GIVEN INFORMATION>
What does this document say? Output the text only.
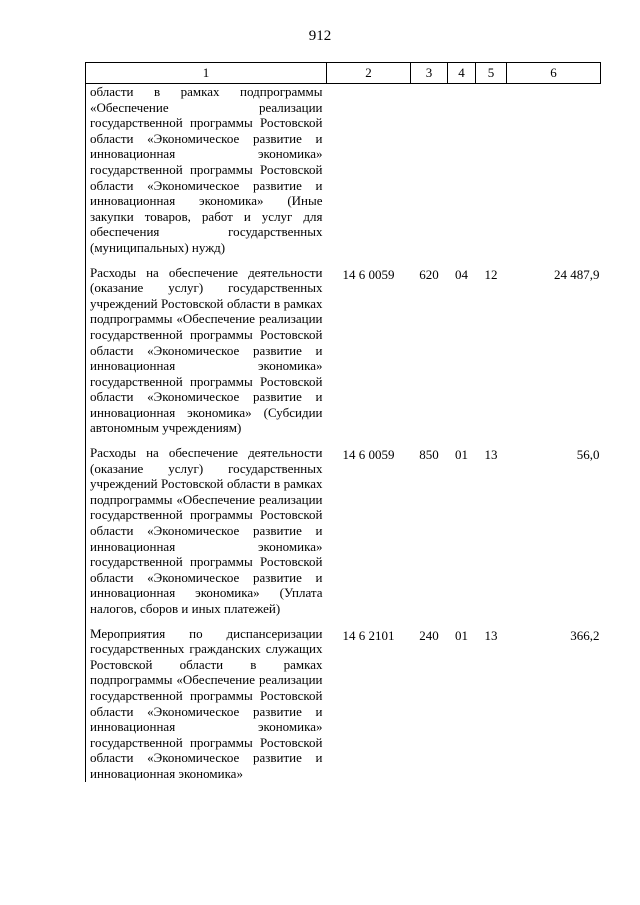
912
1	2	3	4	5	6
области в рамках подпрограммы «Обеспечение реализации государственной программы Ростовской области «Экономическое развитие и инновационная экономика» государственной программы Ростовской области «Экономическое развитие и инновационная экономика» (Иные закупки товаров, работ и услуг для обеспечения государственных (муниципальных) нужд)					

Расходы на обеспечение деятельности (оказание услуг) государственных учреждений Ростовской области в рамках подпрограммы «Обеспечение реализации государственной программы Ростовской области «Экономическое развитие и инновационная экономика» государственной программы Ростовской области «Экономическое развитие и инновационная экономика» (Субсидии автономным учреждениям)	14 6 0059	620	04	12	24 487,9

Расходы на обеспечение деятельности (оказание услуг) государственных учреждений Ростовской области в рамках подпрограммы «Обеспечение реализации государственной программы Ростовской области «Экономическое развитие и инновационная экономика» государственной программы Ростовской области «Экономическое развитие и инновационная экономика» (Уплата налогов, сборов и иных платежей)	14 6 0059	850	01	13	56,0

Мероприятия по диспансеризации государственных гражданских служащих Ростовской области в рамках подпрограммы «Обеспечение реализации государственной программы Ростовской области «Экономическое развитие и инновационная экономика» государственной программы Ростовской области «Экономическое развитие и инновационная экономика»	14 6 2101	240	01	13	366,2
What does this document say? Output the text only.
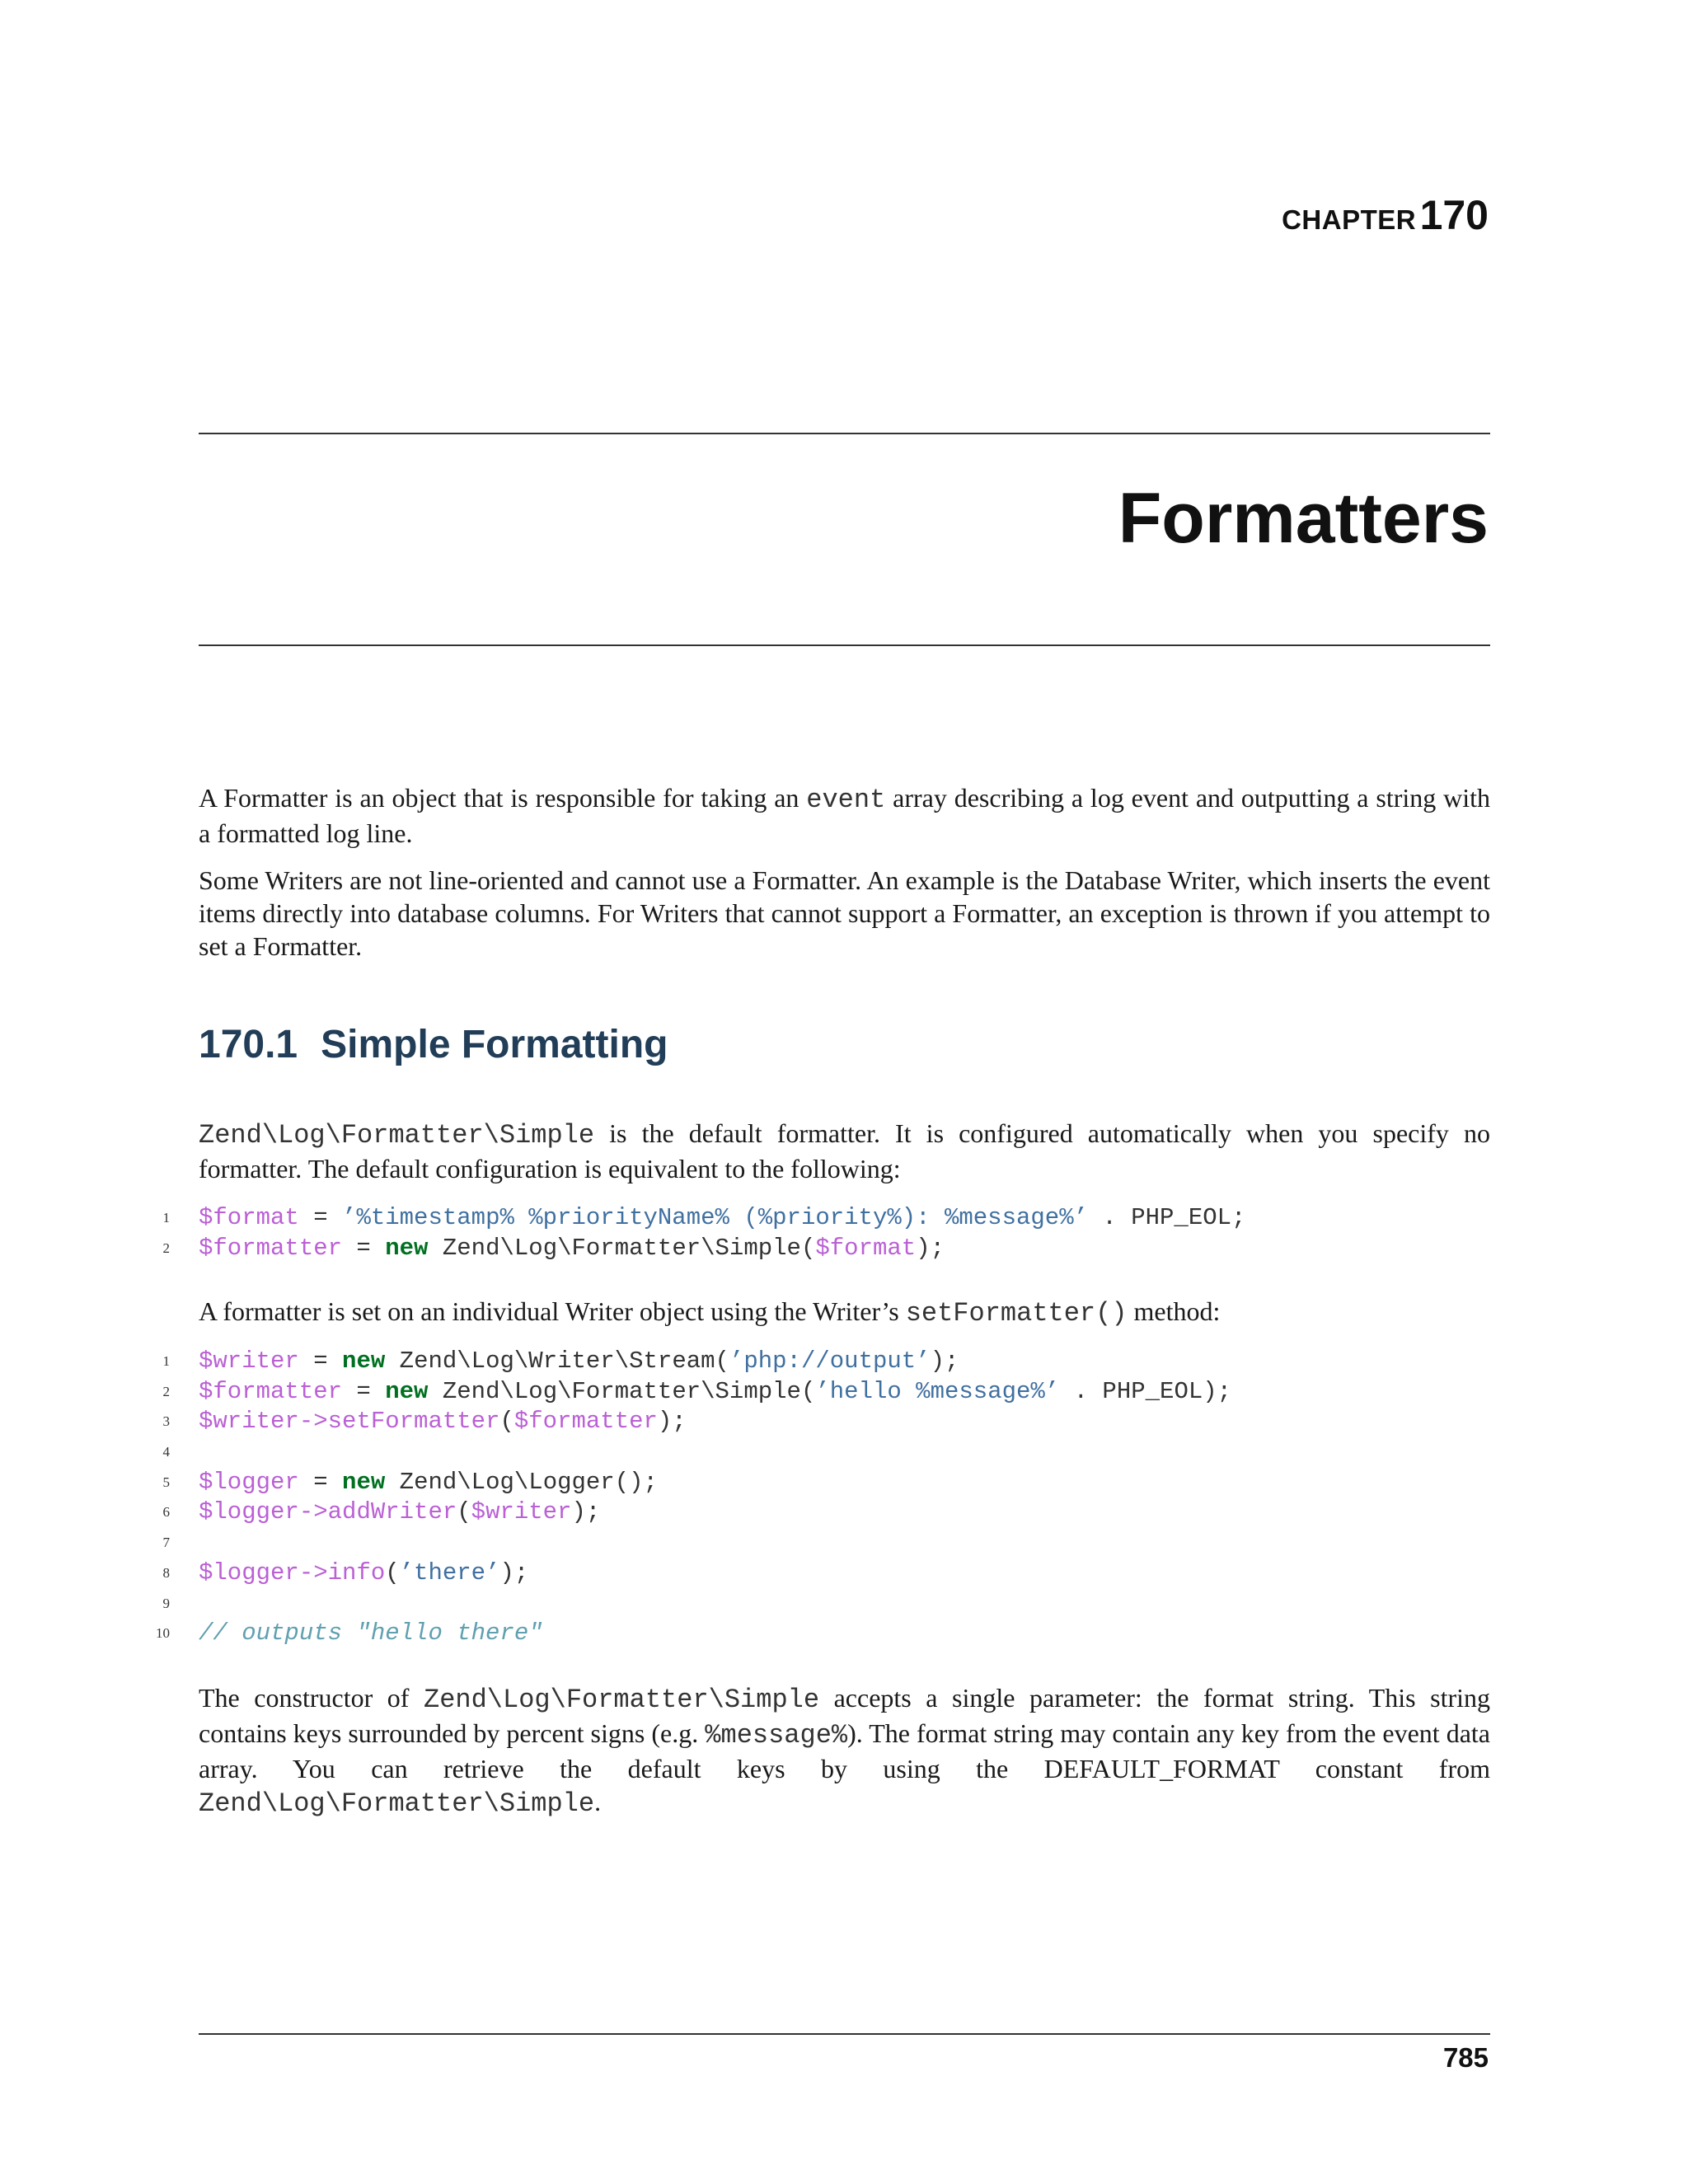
CHAPTER 170
Formatters

A Formatter is an object that is responsible for taking an event array describing a log event and outputting a string with a formatted log line.

Some Writers are not line-oriented and cannot use a Formatter. An example is the Database Writer, which inserts the event items directly into database columns. For Writers that cannot support a Formatter, an exception is thrown if you attempt to set a Formatter.

170.1 Simple Formatting

Zend\Log\Formatter\Simple is the default formatter. It is configured automatically when you specify no formatter. The default configuration is equivalent to the following:

1 $format = ’%timestamp% %priorityName% (%priority%): %message%’ . PHP_EOL;
2 $formatter = new Zend\Log\Formatter\Simple($format);

A formatter is set on an individual Writer object using the Writer’s setFormatter() method:

1 $writer = new Zend\Log\Writer\Stream(’php://output’);
2 $formatter = new Zend\Log\Formatter\Simple(’hello %message%’ . PHP_EOL);
3 $writer->setFormatter($formatter);
4
5 $logger = new Zend\Log\Logger();
6 $logger->addWriter($writer);
7
8 $logger->info(’there’);
9
10 // outputs "hello there"

The constructor of Zend\Log\Formatter\Simple accepts a single parameter: the format string. This string contains keys surrounded by percent signs (e.g. %message%). The format string may contain any key from the event data array. You can retrieve the default keys by using the DEFAULT_FORMAT constant from Zend\Log\Formatter\Simple.

785
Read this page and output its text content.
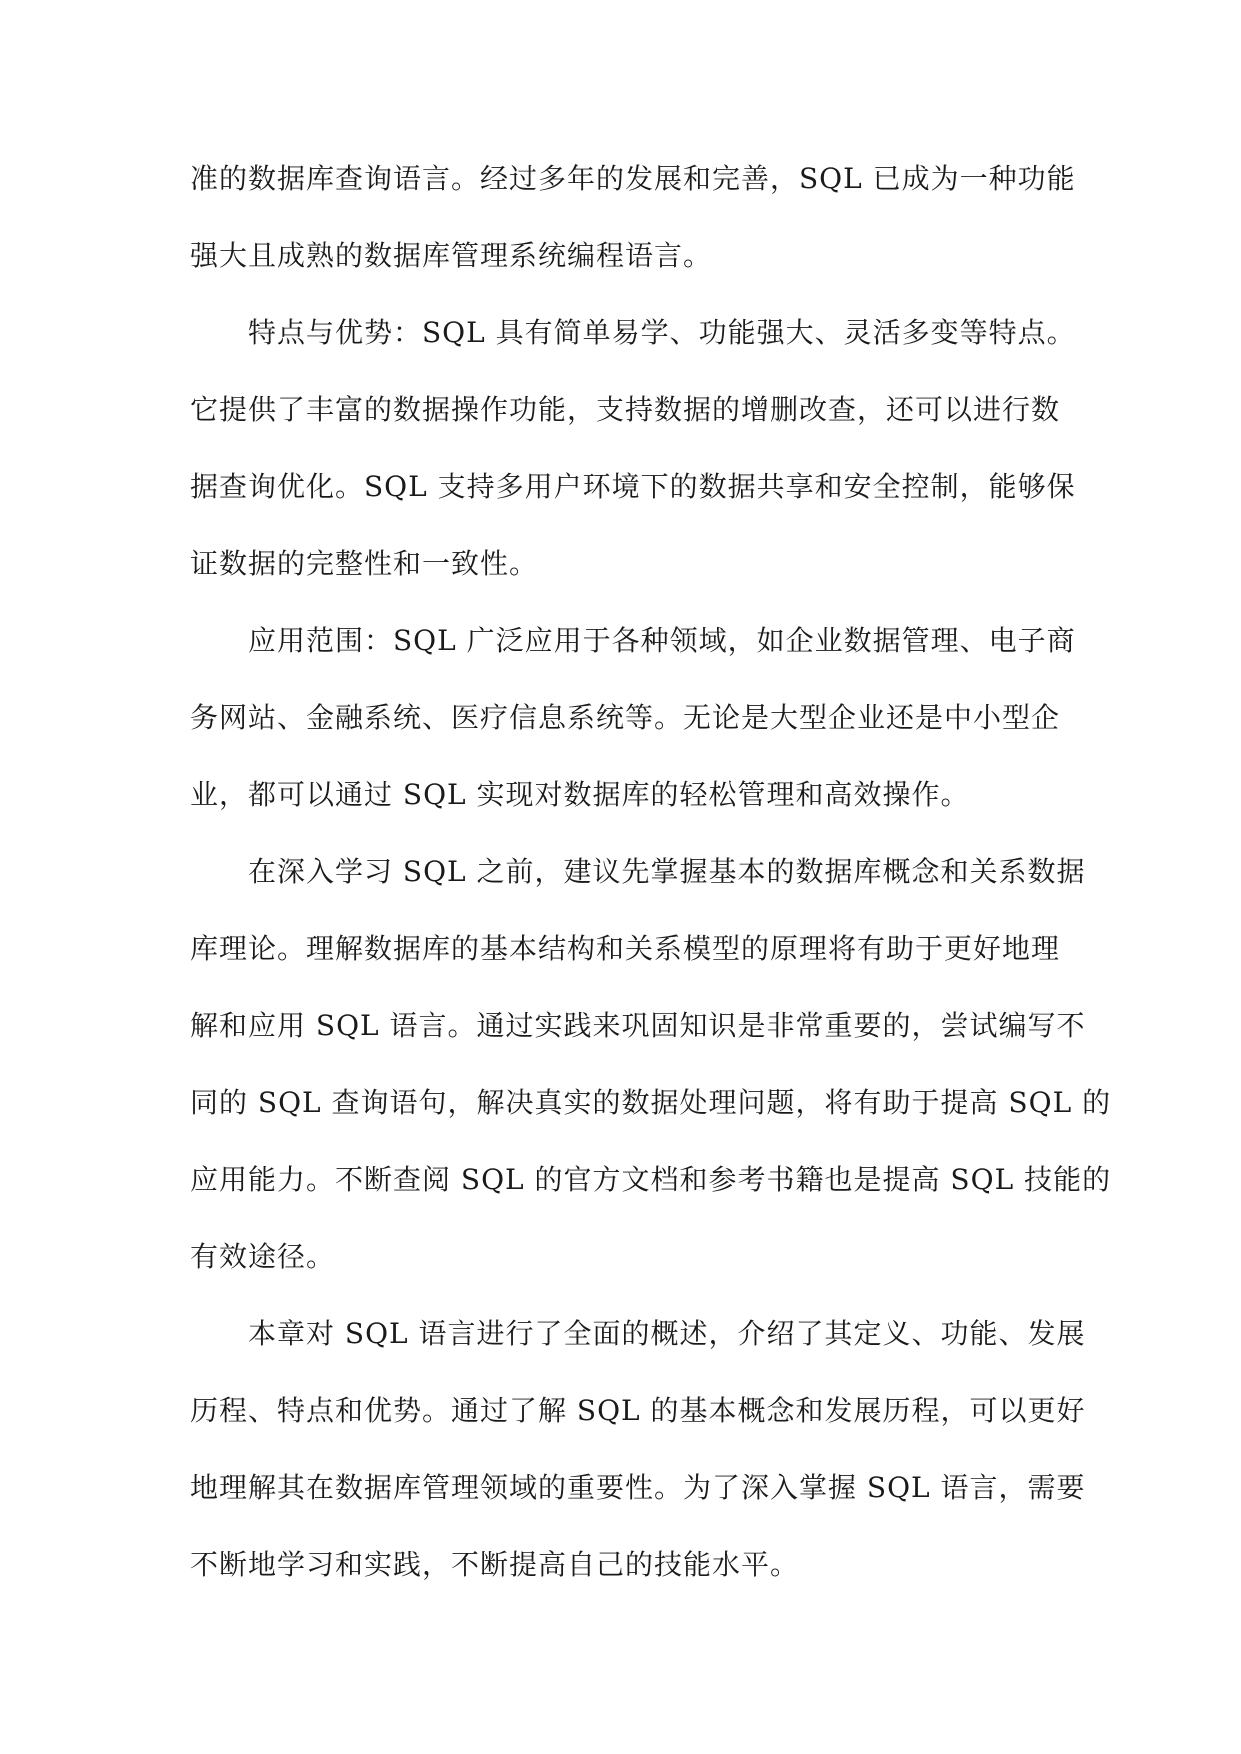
准的数据库查询语言。经过多年的发展和完善，SQL 已成为一种功能
强大且成熟的数据库管理系统编程语言。
特点与优势：SQL 具有简单易学、功能强大、灵活多变等特点。
它提供了丰富的数据操作功能，支持数据的增删改查，还可以进行数
据查询优化。SQL 支持多用户环境下的数据共享和安全控制，能够保
证数据的完整性和一致性。
应用范围：SQL 广泛应用于各种领域，如企业数据管理、电子商
务网站、金融系统、医疗信息系统等。无论是大型企业还是中小型企
业，都可以通过 SQL 实现对数据库的轻松管理和高效操作。
在深入学习 SQL 之前，建议先掌握基本的数据库概念和关系数据
库理论。理解数据库的基本结构和关系模型的原理将有助于更好地理
解和应用 SQL 语言。通过实践来巩固知识是非常重要的，尝试编写不
同的 SQL 查询语句，解决真实的数据处理问题，将有助于提高 SQL 的
应用能力。不断查阅 SQL 的官方文档和参考书籍也是提高 SQL 技能的
有效途径。
本章对 SQL 语言进行了全面的概述，介绍了其定义、功能、发展
历程、特点和优势。通过了解 SQL 的基本概念和发展历程，可以更好
地理解其在数据库管理领域的重要性。为了深入掌握 SQL 语言，需要
不断地学习和实践，不断提高自己的技能水平。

AIM>
Check all the records above and select each line where the string "подпрограммы" is found.

REPLY>
области в рамках подпрограммы «Обеспечение реализации государственной программы Ростовской области «Экономическое развитие и инновационная экономика» государственной программы Ростовской области «Экономическое развитие и инновационная экономика» (Иные закупки товаров, работ и услуг для обеспечения государственных (муниципальных) нужд)					
Расходы на обеспечение деятельности (оказание услуг) государственных учреждений Ростовской области в рамках подпрограммы «Обеспечение реализации государственной программы Ростовской области «Экономическое развитие и инновационная экономика» государственной программы Ростовской области «Экономическое развитие и инновационная экономика» (Субсидии автономным учреждениям)	14 6 0059	620	04	12	24 487,9
Расходы на обеспечение деятельности (оказание услуг) государственных учреждений Ростовской области в рамках подпрограммы «Обеспечение реализации государственной программы Ростовской области «Экономическое развитие и инновационная экономика» государственной программы Ростовской области «Экономическое развитие и инновационная экономика» (Уплата налогов, сборов и иных платежей)	14 6 0059	850	01	13	56,0
Мероприятия по диспансеризации государственных гражданских служащих Ростовской области в рамках подпрограммы «Обеспечение реализации государственной программы Ростовской области «Экономическое развитие и инновационная экономика» государственной программы Ростовской области «Экономическое развитие и инновационная экономика»	14 6 2101	240	01	13	366,2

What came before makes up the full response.